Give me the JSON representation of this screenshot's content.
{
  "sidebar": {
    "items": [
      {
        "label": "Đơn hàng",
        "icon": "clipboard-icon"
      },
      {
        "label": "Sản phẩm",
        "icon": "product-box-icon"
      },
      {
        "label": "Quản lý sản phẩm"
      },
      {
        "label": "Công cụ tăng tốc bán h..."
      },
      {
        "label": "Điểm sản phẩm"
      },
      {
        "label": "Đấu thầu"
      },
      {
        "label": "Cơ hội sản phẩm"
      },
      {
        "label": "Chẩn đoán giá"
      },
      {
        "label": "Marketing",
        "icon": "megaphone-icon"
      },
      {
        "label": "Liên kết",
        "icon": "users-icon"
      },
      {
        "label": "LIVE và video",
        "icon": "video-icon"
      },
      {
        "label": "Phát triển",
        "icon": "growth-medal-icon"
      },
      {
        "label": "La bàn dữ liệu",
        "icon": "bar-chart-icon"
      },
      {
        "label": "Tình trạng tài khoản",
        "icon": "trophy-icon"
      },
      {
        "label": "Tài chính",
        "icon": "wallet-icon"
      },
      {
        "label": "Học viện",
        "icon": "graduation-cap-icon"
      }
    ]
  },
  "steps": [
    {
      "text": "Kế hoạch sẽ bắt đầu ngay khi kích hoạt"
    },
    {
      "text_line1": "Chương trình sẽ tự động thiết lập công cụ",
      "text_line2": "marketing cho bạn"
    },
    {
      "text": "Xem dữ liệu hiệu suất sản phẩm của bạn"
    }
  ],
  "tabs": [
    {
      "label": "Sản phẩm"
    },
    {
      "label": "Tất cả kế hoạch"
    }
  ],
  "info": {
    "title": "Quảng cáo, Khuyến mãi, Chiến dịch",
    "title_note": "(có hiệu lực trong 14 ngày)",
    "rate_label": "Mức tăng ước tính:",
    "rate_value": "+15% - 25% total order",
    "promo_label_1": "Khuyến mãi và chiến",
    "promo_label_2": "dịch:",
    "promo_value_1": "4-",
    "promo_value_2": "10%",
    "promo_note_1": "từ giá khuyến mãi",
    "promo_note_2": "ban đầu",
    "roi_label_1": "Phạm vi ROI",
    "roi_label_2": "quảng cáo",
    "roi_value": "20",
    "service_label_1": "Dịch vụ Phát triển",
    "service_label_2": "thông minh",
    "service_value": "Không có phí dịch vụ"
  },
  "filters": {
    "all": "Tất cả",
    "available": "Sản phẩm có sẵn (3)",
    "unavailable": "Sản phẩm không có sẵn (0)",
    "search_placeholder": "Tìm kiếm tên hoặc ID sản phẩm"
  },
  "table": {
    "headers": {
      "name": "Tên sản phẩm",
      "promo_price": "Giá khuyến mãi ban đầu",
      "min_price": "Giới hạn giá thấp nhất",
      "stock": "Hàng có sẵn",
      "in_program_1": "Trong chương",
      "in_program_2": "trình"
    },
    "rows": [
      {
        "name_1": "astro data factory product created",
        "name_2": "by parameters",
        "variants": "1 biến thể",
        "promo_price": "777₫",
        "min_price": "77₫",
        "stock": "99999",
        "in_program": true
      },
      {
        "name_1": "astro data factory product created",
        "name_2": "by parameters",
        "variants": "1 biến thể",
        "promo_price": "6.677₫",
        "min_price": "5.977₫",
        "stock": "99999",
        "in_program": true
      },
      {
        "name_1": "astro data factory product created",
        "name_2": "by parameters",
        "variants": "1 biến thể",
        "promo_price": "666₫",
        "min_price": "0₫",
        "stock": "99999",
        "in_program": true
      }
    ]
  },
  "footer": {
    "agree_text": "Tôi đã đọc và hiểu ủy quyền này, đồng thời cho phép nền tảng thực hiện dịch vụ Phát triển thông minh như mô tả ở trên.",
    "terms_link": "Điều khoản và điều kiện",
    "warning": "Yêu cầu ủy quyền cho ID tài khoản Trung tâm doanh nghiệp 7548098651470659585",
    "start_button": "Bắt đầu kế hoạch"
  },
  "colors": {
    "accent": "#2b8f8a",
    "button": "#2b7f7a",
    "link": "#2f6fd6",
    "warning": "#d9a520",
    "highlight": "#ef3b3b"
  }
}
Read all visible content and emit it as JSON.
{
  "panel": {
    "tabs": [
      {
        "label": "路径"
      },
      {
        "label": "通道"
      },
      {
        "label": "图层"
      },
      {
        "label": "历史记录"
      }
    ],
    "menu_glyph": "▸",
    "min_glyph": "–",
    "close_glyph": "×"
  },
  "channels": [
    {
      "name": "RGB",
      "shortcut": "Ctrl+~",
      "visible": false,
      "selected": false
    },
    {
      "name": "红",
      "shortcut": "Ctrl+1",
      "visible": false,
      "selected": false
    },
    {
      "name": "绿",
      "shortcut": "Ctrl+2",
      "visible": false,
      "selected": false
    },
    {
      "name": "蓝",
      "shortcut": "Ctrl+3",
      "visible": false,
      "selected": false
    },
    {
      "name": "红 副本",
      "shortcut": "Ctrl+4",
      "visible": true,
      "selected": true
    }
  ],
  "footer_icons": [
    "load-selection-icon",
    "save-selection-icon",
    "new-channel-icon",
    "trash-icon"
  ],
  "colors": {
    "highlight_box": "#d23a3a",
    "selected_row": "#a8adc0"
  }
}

#### [GIVEN INSTRUCTION]
Extract all the entries word for word.

#### [FINISHED ANSWER]
Give me the JSON representation of this screenshot's content.
{
  "sidebar": {
    "items": [
      {
        "label": "Đơn hàng",
        "icon": "clipboard-icon"
      },
      {
        "label": "Sản phẩm",
        "icon": "product-box-icon"
      },
      {
        "label": "Quản lý sản phẩm"
      },
      {
        "label": "Công cụ tăng tốc bán h..."
      },
      {
        "label": "Điểm sản phẩm"
      },
      {
        "label": "Đấu thầu"
      },
      {
        "label": "Cơ hội sản phẩm"
      },
      {
        "label": "Chẩn đoán giá"
      },
      {
        "label": "Marketing",
        "icon": "megaphone-icon"
      },
      {
        "label": "Liên kết",
        "icon": "users-icon"
      },
      {
        "label": "LIVE và video",
        "icon": "video-icon"
      },
      {
        "label": "Phát triển",
        "icon": "growth-medal-icon"
      },
      {
        "label": "La bàn dữ liệu",
        "icon": "bar-chart-icon"
      },
      {
        "label": "Tình trạng tài khoản",
        "icon": "trophy-icon"
      },
      {
        "label": "Tài chính",
        "icon": "wallet-icon"
      },
      {
        "label": "Học viện",
        "icon": "graduation-cap-icon"
      }
    ]
  },
  "steps": [
    {
      "text": "Kế hoạch sẽ bắt đầu ngay khi kích hoạt"
    },
    {
      "text_line1": "Chương trình sẽ tự động thiết lập công cụ",
      "text_line2": "marketing cho bạn"
    },
    {
      "text": "Xem dữ liệu hiệu suất sản phẩm của bạn"
    }
  ],
  "tabs": [
    {
      "label": "Sản phẩm"
    },
    {
      "label": "Tất cả kế hoạch"
    }
  ],
  "info": {
    "title": "Quảng cáo, Khuyến mãi, Chiến dịch",
    "title_note": "(có hiệu lực trong 14 ngày)",
    "rate_label": "Mức tăng ước tính:",
    "rate_value": "+15% - 25% total order",
    "promo_label_1": "Khuyến mãi và chiến",
    "promo_label_2": "dịch:",
    "promo_value_1": "4-",
    "promo_value_2": "10%",
    "promo_note_1": "từ giá khuyến mãi",
    "promo_note_2": "ban đầu",
    "roi_label_1": "Phạm vi ROI",
    "roi_label_2": "quảng cáo",
    "roi_value": "20",
    "service_label_1": "Dịch vụ Phát triển",
    "service_label_2": "thông minh",
    "service_value": "Không có phí dịch vụ"
  },
  "filters": {
    "all": "Tất cả",
    "available": "Sản phẩm có sẵn (3)",
    "unavailable": "Sản phẩm không có sẵn (0)",
    "search_placeholder": "Tìm kiếm tên hoặc ID sản phẩm"
  },
  "table": {
    "headers": {
      "name": "Tên sản phẩm",
      "promo_price": "Giá khuyến mãi ban đầu",
      "min_price": "Giới hạn giá thấp nhất",
      "stock": "Hàng có sẵn",
      "in_program_1": "Trong chương",
      "in_program_2": "trình"
    },
    "rows": [
      {
        "name_1": "astro data factory product created",
        "name_2": "by parameters",
        "variants": "1 biến thể",
        "promo_price": "777₫",
        "min_price": "77₫",
        "stock": "99999",
        "in_program": true
      },
      {
        "name_1": "astro data factory product created",
        "name_2": "by parameters",
        "variants": "1 biến thể",
        "promo_price": "6.677₫",
        "min_price": "5.977₫",
        "stock": "99999",
        "in_program": true
      },
      {
        "name_1": "astro data factory product created",
        "name_2": "by parameters",
        "variants": "1 biến thể",
        "promo_price": "666₫",
        "min_price": "0₫",
        "stock": "99999",
        "in_program": true
      }
    ]
  },
  "footer": {
    "agree_text": "Tôi đã đọc và hiểu ủy quyền này, đồng thời cho phép nền tảng thực hiện dịch vụ Phát triển thông minh như mô tả ở trên.",
    "terms_link": "Điều khoản và điều kiện",
    "warning": "Yêu cầu ủy quyền cho ID tài khoản Trung tâm doanh nghiệp 7548098651470659585",
    "start_button": "Bắt đầu kế hoạch"
  },
  "colors": {
    "accent": "#2b8f8a",
    "button": "#2b7f7a",
    "link": "#2f6fd6",
    "warning": "#d9a520",
    "highlight": "#ef3b3b"
  }
}
Read all visible content and emit it as JSON.
{
  "panel": {
    "tabs": [
      {
        "label": "路径"
      },
      {
        "label": "通道"
      },
      {
        "label": "图层"
      },
      {
        "label": "历史记录"
      }
    ],
    "menu_glyph": "▸",
    "min_glyph": "–",
    "close_glyph": "×"
  },
  "channels": [
    {
      "name": "RGB",
      "shortcut": "Ctrl+~",
      "visible": false,
      "selected": false
    },
    {
      "name": "红",
      "shortcut": "Ctrl+1",
      "visible": false,
      "selected": false
    },
    {
      "name": "绿",
      "shortcut": "Ctrl+2",
      "visible": false,
      "selected": false
    },
    {
      "name": "蓝",
      "shortcut": "Ctrl+3",
      "visible": false,
      "selected": false
    },
    {
      "name": "红 副本",
      "shortcut": "Ctrl+4",
      "visible": true,
      "selected": true
    }
  ],
  "footer_icons": [
    "load-selection-icon",
    "save-selection-icon",
    "new-channel-icon",
    "trash-icon"
  ],
  "colors": {
    "highlight_box": "#d23a3a",
    "selected_row": "#a8adc0"
  }
}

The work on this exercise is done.